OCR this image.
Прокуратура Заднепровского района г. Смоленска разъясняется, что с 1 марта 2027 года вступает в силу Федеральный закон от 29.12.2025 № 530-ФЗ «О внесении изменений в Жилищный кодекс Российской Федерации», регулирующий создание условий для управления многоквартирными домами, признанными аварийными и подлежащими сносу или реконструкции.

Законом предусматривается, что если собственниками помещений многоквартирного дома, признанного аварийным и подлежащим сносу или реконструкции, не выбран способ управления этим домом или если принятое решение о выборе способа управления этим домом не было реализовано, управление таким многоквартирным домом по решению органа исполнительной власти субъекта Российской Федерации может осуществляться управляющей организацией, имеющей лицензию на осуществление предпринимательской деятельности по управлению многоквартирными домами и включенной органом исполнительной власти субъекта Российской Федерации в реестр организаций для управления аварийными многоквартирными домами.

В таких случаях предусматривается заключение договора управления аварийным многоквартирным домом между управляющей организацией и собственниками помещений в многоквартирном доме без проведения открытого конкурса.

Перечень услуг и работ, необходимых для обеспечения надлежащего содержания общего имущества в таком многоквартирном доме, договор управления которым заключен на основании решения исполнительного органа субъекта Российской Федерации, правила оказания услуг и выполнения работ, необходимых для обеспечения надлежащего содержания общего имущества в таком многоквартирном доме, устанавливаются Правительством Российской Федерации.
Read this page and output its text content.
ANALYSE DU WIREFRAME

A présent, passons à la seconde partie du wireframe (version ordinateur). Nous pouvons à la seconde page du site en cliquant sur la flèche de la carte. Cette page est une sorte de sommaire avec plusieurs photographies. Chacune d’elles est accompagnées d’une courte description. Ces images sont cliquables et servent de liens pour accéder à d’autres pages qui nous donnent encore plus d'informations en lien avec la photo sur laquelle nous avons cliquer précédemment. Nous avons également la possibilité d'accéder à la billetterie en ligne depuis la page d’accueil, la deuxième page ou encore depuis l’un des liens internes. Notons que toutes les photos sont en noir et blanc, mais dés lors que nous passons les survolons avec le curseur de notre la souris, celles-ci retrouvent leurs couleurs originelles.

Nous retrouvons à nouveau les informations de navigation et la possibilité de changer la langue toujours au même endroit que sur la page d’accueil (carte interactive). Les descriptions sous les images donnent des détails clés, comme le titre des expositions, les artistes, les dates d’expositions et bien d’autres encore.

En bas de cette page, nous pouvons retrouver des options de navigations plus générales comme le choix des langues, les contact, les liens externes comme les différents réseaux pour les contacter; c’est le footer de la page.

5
::::::::::
▸ What is asked
Transcribe every line of the data, exactly as it stands.

▸ Solution for this exercise
OCR this image.
Прокуратура Заднепровского района г. Смоленска разъясняется, что с 1 марта 2027 года вступает в силу Федеральный закон от 29.12.2025 № 530-ФЗ «О внесении изменений в Жилищный кодекс Российской Федерации», регулирующий создание условий для управления многоквартирными домами, признанными аварийными и подлежащими сносу или реконструкции.

Законом предусматривается, что если собственниками помещений многоквартирного дома, признанного аварийным и подлежащим сносу или реконструкции, не выбран способ управления этим домом или если принятое решение о выборе способа управления этим домом не было реализовано, управление таким многоквартирным домом по решению органа исполнительной власти субъекта Российской Федерации может осуществляться управляющей организацией, имеющей лицензию на осуществление предпринимательской деятельности по управлению многоквартирными домами и включенной органом исполнительной власти субъекта Российской Федерации в реестр организаций для управления аварийными многоквартирными домами.

В таких случаях предусматривается заключение договора управления аварийным многоквартирным домом между управляющей организацией и собственниками помещений в многоквартирном доме без проведения открытого конкурса.

Перечень услуг и работ, необходимых для обеспечения надлежащего содержания общего имущества в таком многоквартирном доме, договор управления которым заключен на основании решения исполнительного органа субъекта Российской Федерации, правила оказания услуг и выполнения работ, необходимых для обеспечения надлежащего содержания общего имущества в таком многоквартирном доме, устанавливаются Правительством Российской Федерации.
Read this page and output its text content.
ANALYSE DU WIREFRAME

A présent, passons à la seconde partie du wireframe (version ordinateur). Nous pouvons à la seconde page du site en cliquant sur la flèche de la carte. Cette page est une sorte de sommaire avec plusieurs photographies. Chacune d’elles est accompagnées d’une courte description. Ces images sont cliquables et servent de liens pour accéder à d’autres pages qui nous donnent encore plus d'informations en lien avec la photo sur laquelle nous avons cliquer précédemment. Nous avons également la possibilité d'accéder à la billetterie en ligne depuis la page d’accueil, la deuxième page ou encore depuis l’un des liens internes. Notons que toutes les photos sont en noir et blanc, mais dés lors que nous passons les survolons avec le curseur de notre la souris, celles-ci retrouvent leurs couleurs originelles.

Nous retrouvons à nouveau les informations de navigation et la possibilité de changer la langue toujours au même endroit que sur la page d’accueil (carte interactive). Les descriptions sous les images donnent des détails clés, comme le titre des expositions, les artistes, les dates d’expositions et bien d’autres encore.

En bas de cette page, nous pouvons retrouver des options de navigations plus générales comme le choix des langues, les contact, les liens externes comme les différents réseaux pour les contacter; c’est le footer de la page.

5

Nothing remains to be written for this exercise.